WHAT IS REQUIRED: Reading the listing below, count the lines that contain the word "ylabel" and give that count alone.

--- Begin ---

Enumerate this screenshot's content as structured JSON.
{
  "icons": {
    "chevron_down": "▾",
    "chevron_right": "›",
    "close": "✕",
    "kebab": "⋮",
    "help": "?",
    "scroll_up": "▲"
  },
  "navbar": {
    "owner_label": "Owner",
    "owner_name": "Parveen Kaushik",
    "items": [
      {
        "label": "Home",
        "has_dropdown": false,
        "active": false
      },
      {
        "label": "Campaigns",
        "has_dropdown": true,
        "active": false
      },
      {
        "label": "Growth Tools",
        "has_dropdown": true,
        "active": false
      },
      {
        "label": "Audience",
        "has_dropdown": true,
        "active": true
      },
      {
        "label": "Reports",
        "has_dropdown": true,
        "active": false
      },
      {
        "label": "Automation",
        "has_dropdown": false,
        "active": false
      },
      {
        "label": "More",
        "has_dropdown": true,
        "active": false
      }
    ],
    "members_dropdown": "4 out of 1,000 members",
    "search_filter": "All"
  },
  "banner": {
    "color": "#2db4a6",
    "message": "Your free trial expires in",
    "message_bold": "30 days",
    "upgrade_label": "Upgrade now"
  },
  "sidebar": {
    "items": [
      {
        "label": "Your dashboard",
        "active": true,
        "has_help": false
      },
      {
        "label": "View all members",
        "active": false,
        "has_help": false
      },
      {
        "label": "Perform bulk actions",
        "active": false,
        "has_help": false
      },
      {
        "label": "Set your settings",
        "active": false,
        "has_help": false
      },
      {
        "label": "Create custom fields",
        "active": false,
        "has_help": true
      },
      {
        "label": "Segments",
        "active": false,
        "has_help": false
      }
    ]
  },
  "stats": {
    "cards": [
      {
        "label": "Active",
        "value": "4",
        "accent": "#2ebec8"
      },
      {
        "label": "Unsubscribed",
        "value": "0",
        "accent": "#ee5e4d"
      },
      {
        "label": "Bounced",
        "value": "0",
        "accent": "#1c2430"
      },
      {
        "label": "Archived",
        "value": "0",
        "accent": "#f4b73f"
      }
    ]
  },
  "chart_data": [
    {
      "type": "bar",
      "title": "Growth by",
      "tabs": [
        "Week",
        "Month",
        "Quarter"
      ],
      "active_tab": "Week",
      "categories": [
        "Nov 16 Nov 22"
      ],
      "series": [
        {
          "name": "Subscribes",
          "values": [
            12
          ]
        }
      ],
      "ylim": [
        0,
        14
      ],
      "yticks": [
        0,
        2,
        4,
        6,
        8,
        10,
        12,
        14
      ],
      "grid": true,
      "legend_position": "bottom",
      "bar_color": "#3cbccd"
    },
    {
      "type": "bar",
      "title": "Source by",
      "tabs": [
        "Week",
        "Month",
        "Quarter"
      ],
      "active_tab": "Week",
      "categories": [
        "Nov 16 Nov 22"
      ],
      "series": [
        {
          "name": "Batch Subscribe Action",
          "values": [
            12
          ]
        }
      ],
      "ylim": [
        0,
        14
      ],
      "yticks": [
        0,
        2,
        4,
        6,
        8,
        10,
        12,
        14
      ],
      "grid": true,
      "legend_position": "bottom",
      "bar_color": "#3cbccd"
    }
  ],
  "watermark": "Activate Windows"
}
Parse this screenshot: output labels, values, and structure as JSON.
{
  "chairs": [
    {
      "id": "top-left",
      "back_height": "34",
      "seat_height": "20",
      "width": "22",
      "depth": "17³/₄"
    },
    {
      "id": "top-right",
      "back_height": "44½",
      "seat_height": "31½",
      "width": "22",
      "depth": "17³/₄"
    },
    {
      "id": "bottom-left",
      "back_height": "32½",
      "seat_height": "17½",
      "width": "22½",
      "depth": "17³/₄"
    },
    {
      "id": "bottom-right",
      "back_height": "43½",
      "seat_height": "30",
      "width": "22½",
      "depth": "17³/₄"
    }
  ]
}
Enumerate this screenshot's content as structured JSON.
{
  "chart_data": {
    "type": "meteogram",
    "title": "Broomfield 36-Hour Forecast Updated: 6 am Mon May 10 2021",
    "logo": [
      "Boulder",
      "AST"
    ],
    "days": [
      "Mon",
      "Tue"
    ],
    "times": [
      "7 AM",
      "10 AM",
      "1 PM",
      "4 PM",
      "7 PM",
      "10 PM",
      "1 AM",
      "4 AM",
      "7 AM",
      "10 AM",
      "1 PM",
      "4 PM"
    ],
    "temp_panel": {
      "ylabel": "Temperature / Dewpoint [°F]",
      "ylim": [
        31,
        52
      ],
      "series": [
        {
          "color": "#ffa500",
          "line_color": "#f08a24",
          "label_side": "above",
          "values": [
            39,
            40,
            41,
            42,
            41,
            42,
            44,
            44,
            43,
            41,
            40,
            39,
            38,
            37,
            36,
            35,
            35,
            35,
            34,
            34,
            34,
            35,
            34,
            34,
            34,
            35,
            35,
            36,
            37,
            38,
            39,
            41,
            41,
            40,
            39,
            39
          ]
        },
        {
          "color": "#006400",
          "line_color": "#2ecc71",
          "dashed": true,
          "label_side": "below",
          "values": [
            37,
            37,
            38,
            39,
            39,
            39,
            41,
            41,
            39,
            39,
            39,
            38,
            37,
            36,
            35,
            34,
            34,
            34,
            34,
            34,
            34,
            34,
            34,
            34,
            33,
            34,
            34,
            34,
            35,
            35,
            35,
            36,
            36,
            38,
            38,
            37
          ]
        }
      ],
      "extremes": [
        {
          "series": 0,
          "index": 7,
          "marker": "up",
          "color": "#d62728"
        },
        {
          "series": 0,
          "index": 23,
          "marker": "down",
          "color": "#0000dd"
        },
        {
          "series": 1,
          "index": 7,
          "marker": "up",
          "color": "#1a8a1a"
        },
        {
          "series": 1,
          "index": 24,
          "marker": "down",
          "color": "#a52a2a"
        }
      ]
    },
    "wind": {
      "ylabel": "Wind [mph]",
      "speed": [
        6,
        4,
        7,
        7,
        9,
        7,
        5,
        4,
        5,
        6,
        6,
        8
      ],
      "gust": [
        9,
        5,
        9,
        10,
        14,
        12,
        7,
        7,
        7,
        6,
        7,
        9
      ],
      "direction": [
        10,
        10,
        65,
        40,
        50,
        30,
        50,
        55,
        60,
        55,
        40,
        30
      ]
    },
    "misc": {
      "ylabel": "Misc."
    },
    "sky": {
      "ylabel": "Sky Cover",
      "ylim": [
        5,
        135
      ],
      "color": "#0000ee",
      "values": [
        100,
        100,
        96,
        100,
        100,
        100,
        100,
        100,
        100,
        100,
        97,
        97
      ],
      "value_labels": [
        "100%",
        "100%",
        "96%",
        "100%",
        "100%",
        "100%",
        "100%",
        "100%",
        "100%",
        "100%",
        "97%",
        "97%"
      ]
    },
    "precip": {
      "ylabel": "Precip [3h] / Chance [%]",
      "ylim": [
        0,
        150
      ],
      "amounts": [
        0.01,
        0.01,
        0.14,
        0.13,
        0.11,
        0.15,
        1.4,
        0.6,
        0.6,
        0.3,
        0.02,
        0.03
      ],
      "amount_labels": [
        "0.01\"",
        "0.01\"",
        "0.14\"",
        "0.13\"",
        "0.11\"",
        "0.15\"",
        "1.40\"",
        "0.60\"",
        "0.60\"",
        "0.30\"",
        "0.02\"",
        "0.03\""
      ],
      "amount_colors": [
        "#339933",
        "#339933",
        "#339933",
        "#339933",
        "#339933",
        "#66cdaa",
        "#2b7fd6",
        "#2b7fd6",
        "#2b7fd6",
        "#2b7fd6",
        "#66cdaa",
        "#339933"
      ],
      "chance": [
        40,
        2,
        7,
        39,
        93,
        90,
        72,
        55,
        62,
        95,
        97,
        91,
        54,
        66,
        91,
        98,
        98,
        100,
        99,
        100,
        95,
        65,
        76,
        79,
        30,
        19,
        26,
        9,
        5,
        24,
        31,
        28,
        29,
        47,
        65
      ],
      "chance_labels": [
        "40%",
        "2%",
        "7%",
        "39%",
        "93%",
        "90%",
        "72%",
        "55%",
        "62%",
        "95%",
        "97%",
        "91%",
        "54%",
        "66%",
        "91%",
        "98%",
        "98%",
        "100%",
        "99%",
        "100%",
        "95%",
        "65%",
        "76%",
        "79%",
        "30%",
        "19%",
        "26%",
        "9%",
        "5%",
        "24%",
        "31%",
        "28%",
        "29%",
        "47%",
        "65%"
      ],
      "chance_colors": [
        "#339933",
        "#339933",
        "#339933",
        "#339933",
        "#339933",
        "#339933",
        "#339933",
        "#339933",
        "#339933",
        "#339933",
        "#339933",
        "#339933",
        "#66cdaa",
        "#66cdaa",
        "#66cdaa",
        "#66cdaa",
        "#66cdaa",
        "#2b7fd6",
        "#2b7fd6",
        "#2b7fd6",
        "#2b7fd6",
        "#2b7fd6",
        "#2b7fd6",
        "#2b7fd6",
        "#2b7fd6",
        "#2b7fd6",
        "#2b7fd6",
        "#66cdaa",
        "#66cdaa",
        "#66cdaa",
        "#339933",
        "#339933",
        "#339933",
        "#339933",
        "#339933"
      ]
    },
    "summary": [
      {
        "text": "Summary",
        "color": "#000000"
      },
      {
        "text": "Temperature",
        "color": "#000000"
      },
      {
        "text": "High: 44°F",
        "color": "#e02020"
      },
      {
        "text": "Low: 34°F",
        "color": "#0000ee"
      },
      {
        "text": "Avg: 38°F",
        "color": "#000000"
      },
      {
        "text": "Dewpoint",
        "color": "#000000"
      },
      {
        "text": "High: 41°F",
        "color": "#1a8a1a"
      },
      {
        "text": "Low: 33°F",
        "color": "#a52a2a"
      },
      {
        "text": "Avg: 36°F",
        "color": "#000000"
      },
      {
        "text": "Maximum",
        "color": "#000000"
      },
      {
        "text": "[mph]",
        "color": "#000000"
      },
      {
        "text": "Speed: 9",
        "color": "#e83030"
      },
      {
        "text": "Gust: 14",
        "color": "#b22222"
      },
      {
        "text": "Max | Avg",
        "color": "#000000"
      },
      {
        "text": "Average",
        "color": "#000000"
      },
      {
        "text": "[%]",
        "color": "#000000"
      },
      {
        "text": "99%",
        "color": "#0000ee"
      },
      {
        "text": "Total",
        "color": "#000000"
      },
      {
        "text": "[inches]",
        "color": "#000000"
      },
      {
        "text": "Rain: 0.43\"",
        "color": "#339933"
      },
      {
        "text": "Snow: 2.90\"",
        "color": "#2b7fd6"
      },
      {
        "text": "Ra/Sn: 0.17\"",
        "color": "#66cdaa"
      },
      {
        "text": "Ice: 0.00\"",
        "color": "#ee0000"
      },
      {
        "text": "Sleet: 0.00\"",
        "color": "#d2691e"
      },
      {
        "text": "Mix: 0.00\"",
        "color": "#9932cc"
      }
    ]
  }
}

--- End ---

ANSWER TO THE TASK: 5